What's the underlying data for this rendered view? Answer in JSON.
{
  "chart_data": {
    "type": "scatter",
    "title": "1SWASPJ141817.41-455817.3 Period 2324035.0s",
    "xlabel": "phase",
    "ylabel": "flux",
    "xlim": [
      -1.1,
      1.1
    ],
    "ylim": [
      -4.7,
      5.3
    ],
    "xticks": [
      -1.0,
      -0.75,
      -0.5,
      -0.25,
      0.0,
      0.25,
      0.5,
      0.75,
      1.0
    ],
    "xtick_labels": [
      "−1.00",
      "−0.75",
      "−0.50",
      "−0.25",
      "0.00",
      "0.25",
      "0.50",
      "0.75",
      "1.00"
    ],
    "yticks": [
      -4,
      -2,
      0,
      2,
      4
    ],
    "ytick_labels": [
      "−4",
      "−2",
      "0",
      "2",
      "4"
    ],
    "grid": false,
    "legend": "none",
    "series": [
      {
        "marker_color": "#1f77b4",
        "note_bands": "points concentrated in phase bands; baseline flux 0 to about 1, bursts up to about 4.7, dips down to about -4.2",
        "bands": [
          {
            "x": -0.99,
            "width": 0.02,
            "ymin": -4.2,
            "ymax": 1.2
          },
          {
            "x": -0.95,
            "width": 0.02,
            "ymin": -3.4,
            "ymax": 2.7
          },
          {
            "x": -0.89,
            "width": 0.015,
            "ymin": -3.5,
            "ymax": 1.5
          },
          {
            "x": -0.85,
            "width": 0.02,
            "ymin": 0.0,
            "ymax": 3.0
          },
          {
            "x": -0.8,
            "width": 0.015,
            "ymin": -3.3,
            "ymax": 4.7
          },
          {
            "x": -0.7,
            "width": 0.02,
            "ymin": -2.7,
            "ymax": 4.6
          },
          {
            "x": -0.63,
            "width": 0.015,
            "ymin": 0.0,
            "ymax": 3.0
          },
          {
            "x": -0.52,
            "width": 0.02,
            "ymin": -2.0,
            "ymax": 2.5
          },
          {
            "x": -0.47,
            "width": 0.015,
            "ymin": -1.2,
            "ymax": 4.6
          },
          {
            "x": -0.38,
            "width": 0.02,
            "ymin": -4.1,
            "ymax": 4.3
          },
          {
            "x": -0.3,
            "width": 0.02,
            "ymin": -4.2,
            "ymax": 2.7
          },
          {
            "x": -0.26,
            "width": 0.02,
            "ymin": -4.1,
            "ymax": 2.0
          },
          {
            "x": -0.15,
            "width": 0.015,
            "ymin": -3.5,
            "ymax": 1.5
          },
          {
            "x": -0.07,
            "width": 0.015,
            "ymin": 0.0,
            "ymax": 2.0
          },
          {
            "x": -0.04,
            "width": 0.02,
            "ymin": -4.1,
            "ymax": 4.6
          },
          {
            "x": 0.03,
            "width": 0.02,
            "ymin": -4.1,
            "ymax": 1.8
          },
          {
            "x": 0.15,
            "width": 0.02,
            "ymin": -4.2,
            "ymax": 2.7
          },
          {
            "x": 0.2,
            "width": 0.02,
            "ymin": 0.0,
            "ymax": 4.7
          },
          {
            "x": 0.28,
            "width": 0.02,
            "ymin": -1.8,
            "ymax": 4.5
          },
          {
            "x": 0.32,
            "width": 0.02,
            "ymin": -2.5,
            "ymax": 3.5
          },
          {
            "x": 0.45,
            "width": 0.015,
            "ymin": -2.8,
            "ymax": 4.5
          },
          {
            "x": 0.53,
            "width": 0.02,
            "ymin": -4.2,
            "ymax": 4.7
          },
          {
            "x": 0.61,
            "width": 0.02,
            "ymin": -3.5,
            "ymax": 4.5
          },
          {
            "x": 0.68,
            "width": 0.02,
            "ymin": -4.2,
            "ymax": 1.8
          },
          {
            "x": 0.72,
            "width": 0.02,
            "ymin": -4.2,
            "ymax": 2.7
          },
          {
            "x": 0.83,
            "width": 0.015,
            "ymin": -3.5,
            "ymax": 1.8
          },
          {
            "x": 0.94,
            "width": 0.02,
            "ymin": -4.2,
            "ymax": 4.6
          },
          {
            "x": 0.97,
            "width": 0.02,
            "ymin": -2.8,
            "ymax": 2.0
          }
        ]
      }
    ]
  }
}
==
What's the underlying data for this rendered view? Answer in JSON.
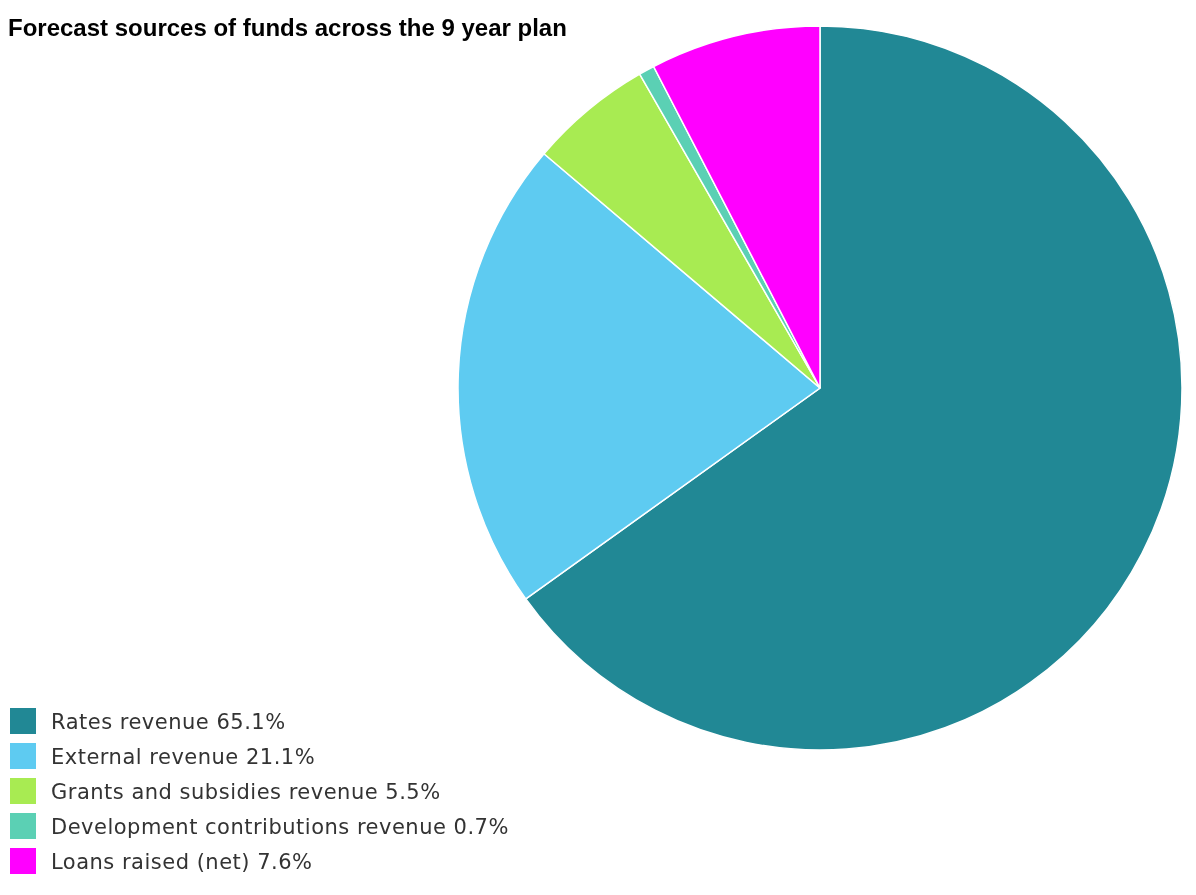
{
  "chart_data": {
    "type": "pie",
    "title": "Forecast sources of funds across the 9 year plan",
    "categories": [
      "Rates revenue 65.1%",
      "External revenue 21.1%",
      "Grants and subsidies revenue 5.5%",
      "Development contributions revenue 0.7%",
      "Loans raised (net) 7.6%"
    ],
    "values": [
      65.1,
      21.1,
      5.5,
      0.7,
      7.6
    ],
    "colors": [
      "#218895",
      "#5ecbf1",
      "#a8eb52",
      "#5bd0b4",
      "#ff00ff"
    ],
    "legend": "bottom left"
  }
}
---
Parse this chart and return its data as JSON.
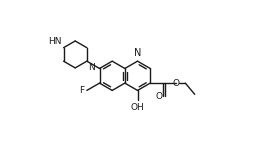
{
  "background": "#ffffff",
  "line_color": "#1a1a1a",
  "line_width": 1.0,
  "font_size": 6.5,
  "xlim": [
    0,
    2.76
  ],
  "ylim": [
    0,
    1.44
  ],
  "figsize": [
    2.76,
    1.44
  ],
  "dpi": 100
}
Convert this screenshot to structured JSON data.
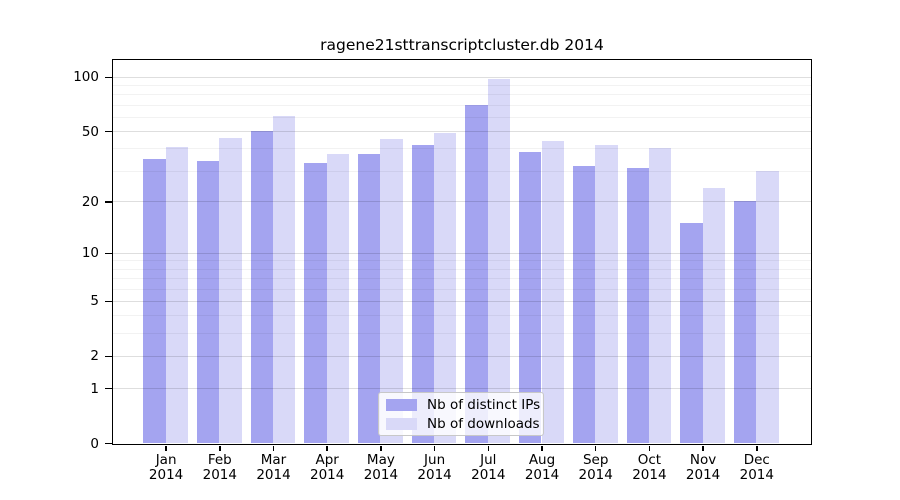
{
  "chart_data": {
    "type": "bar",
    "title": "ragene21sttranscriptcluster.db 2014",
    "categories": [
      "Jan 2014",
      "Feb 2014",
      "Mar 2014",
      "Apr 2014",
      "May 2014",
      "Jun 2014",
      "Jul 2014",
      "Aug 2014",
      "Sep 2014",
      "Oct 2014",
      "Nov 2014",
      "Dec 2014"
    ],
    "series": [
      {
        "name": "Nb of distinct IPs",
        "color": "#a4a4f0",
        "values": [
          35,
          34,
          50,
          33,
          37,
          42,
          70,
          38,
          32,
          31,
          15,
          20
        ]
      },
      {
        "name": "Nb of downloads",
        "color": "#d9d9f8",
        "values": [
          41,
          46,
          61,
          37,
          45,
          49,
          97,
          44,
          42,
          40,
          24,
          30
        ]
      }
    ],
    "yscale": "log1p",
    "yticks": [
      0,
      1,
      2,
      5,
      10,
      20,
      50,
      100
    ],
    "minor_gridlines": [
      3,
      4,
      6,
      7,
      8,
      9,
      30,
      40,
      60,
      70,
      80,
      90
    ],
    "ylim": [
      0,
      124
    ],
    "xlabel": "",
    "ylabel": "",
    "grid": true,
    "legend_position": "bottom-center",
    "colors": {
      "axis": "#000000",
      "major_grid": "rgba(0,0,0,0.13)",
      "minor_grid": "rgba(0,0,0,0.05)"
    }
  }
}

### GOAL
Copy each line above that contains the string "flux".

### WORKED SOLUTION
    "ylabel": "flux",
        "note_bands": "points concentrated in phase bands; baseline flux 0 to about 1, bursts up to about 4.7, dips down to about -4.2",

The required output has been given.